▶ WORK REQUIRED: Locate and copy all lines bearing the word "Medizinischen".

━━━━━ DATA ROWS ━━━━━

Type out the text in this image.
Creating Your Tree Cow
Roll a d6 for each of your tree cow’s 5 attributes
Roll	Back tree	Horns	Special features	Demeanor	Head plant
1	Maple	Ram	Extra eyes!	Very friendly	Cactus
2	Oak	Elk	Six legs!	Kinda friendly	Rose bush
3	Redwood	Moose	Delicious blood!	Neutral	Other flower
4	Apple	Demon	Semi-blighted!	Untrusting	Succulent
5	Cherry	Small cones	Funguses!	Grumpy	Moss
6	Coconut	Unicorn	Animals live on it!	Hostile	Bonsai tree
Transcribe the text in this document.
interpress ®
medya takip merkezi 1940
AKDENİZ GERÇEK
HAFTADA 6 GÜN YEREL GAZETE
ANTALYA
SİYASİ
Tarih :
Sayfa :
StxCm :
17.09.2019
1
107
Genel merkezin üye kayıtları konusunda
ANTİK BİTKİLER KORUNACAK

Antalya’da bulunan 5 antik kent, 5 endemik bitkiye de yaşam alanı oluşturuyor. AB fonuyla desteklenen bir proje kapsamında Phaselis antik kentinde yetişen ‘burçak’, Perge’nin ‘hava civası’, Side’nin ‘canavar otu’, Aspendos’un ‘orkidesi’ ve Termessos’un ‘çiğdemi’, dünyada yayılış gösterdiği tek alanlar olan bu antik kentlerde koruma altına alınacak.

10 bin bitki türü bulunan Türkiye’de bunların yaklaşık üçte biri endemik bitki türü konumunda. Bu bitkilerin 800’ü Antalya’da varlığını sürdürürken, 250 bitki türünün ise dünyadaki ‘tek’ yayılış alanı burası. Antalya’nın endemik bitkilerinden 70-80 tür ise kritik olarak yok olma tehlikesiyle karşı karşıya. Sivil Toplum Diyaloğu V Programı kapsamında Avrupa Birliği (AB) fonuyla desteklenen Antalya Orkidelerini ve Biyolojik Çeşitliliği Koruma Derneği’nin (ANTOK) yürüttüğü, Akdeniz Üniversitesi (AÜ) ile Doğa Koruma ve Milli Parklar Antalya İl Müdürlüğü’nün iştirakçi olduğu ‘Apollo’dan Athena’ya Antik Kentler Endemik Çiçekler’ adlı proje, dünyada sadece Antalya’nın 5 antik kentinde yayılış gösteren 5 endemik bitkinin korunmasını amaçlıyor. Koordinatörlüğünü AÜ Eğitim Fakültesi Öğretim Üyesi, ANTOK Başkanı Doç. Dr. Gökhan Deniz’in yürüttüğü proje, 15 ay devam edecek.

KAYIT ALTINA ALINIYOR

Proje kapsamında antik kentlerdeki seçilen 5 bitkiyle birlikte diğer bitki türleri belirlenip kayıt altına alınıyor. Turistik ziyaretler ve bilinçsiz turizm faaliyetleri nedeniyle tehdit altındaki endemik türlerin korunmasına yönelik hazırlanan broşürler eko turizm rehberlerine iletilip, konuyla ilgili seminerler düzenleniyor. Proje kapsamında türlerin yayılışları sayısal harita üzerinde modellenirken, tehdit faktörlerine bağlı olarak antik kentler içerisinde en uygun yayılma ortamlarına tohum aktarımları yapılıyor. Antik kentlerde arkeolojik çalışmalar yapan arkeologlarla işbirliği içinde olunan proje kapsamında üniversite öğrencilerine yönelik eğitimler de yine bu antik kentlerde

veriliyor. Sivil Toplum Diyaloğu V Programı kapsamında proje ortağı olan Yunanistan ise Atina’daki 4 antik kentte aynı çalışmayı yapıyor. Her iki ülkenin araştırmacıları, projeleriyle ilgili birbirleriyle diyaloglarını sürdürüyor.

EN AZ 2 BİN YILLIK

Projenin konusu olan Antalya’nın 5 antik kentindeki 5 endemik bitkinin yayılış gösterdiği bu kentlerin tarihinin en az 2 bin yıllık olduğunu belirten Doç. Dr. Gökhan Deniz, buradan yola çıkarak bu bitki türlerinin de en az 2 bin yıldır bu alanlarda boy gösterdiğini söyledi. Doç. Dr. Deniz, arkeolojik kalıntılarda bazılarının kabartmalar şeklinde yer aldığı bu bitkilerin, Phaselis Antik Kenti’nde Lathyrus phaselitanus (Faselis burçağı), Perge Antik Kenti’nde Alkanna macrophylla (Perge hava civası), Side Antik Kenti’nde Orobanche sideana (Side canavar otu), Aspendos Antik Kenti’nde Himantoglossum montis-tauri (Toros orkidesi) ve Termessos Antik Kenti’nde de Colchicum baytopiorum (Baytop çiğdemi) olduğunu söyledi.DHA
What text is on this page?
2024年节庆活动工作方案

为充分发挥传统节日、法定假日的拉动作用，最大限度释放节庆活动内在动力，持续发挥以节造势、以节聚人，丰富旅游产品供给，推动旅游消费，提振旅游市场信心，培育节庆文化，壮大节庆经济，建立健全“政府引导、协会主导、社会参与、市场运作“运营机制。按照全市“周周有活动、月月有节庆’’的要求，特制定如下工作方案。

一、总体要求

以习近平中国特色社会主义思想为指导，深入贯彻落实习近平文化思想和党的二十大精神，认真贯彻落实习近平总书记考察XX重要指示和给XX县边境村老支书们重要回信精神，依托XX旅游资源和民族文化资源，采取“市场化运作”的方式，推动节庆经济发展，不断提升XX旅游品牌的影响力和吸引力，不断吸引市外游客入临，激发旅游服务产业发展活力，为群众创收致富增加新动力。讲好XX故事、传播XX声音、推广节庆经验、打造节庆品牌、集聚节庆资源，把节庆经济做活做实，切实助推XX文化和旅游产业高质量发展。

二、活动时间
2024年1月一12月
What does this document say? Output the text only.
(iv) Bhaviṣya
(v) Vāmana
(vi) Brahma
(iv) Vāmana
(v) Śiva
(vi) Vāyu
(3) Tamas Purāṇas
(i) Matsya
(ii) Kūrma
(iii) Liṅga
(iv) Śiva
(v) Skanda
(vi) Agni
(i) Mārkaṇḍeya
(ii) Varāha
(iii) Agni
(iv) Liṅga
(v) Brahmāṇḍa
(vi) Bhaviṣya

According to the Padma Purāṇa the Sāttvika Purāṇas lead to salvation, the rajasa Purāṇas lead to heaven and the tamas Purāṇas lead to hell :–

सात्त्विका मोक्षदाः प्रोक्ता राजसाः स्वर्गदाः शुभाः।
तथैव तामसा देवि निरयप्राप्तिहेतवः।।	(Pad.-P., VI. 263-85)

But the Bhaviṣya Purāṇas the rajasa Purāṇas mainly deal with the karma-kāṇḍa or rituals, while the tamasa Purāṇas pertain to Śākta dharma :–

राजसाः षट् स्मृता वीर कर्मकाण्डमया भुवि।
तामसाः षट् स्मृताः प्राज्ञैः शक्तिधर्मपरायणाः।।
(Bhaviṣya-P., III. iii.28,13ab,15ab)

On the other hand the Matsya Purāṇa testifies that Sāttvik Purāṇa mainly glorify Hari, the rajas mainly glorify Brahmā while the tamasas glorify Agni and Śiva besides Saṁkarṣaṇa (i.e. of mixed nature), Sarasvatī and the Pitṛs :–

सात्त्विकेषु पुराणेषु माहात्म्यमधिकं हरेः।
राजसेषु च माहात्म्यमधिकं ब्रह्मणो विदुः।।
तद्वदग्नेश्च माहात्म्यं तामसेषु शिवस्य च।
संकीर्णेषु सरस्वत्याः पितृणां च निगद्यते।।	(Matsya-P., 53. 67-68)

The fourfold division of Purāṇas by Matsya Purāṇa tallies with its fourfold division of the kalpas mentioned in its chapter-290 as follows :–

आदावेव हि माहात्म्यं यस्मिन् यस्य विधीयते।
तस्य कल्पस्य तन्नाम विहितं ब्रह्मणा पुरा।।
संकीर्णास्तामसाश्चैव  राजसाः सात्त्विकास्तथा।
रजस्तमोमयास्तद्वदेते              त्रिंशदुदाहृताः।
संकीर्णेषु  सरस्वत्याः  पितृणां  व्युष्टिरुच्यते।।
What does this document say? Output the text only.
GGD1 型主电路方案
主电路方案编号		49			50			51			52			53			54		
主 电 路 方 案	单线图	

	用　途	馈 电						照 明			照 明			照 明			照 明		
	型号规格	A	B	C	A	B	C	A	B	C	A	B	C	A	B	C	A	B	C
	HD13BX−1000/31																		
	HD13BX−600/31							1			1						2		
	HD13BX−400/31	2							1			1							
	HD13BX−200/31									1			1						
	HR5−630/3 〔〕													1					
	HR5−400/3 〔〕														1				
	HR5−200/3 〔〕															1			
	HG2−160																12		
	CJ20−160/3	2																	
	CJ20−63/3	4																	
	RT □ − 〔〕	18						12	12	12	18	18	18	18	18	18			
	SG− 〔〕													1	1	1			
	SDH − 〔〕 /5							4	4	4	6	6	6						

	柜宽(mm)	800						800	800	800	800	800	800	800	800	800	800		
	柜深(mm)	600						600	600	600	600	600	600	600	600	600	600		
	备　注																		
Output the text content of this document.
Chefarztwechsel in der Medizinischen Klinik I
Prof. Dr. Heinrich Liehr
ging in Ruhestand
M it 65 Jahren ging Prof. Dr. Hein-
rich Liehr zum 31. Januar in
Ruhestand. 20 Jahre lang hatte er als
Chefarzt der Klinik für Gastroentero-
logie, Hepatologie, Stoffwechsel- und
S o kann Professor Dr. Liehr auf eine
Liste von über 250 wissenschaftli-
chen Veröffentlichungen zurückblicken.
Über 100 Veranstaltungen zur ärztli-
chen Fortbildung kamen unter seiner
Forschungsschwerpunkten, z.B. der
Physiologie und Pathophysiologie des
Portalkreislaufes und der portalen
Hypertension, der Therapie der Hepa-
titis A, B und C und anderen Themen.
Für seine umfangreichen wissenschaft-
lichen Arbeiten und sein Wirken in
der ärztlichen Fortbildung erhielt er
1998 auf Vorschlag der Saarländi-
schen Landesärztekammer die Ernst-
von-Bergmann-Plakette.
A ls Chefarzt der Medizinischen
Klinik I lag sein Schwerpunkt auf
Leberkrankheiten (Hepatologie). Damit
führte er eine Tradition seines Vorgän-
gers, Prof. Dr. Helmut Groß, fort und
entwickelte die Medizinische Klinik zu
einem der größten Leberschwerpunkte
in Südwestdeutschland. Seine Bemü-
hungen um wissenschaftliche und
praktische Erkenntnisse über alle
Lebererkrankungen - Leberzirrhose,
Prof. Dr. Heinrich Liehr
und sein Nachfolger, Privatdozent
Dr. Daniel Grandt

━━━━━

▶ WRITTEN RESPONSE:
Chefarztwechsel in der Medizinischen Klinik I
A ls Chefarzt der Medizinischen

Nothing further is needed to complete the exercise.